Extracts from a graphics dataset

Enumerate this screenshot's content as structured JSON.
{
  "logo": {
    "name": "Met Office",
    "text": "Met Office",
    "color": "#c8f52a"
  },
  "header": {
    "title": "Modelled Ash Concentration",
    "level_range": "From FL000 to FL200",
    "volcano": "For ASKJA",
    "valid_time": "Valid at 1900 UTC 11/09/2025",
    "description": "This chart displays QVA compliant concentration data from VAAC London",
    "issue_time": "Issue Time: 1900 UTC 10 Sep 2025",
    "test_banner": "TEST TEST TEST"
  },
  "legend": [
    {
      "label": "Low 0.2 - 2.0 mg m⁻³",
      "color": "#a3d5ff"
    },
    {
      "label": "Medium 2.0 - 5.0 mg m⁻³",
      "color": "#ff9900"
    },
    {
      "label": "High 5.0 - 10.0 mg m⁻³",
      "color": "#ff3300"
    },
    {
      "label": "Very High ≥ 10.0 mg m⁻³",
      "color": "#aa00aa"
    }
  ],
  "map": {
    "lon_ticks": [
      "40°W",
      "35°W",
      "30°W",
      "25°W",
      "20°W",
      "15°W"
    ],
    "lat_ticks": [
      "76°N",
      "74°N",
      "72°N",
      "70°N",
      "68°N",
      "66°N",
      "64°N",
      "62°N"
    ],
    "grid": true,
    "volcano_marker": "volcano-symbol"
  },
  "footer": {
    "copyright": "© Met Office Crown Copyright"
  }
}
* * *
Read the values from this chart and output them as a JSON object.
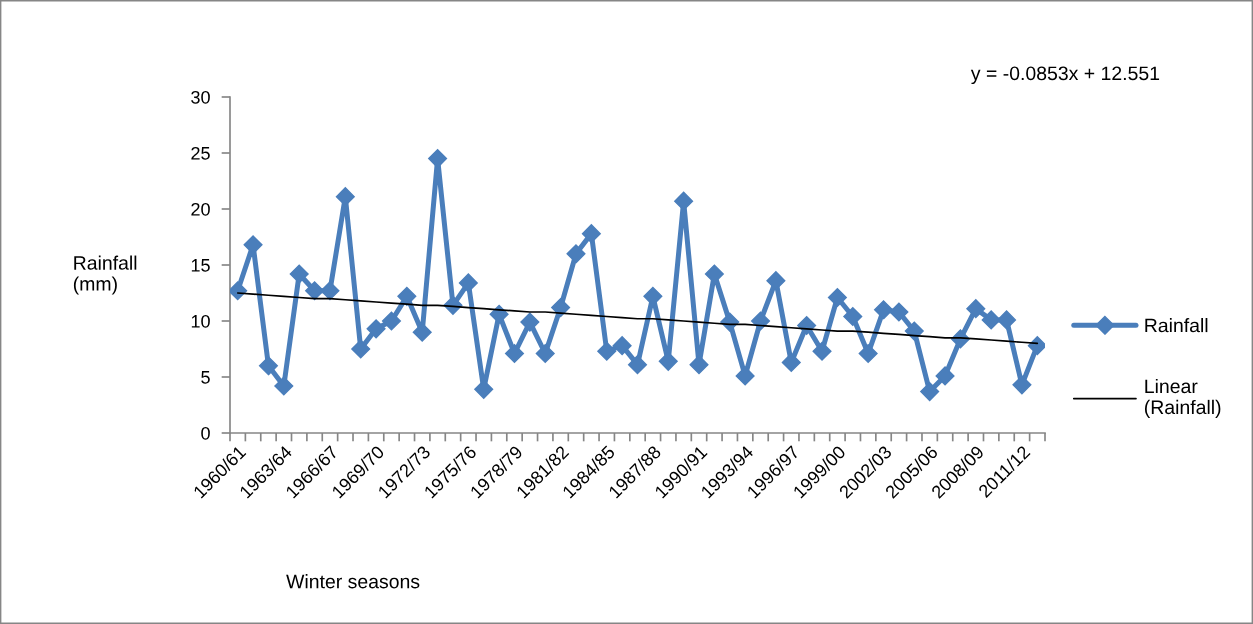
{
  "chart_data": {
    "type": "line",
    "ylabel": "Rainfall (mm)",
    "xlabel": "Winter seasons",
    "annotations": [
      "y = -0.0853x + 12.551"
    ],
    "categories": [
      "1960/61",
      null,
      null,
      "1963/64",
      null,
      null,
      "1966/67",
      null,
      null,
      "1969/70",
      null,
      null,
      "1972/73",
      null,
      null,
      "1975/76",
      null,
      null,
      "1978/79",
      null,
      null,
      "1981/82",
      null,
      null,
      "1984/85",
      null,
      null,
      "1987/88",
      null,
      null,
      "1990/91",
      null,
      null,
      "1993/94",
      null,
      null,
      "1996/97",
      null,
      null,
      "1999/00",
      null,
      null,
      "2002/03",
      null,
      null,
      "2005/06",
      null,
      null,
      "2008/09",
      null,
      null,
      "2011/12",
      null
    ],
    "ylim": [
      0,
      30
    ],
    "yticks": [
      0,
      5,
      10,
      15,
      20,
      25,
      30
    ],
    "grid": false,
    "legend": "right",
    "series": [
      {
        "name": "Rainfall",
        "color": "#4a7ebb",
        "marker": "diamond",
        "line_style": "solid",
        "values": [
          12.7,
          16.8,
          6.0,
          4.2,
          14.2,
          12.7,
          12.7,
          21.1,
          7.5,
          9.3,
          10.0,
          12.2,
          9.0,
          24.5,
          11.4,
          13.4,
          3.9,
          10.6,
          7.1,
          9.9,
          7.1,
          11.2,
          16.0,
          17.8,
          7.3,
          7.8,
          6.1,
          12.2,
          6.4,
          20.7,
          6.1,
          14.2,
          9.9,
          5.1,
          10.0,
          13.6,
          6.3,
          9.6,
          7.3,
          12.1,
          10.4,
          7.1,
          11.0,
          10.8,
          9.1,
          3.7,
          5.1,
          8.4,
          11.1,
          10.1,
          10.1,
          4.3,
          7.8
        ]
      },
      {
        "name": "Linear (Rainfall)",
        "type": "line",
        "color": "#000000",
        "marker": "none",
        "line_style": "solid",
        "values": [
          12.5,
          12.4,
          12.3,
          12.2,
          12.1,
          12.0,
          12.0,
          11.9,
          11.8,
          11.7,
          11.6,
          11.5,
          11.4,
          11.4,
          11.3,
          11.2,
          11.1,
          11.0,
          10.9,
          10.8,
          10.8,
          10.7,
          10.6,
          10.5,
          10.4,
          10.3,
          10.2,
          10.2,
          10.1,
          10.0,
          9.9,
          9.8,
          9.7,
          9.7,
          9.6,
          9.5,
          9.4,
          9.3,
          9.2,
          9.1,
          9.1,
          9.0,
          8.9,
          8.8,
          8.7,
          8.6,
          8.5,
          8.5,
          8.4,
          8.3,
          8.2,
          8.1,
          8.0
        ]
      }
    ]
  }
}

Set problem:
All lines in the data that contain the word "Office" should be copied.

Correct output:
    "name": "Met Office",
    "text": "Met Office",
    "copyright": "© Met Office Crown Copyright"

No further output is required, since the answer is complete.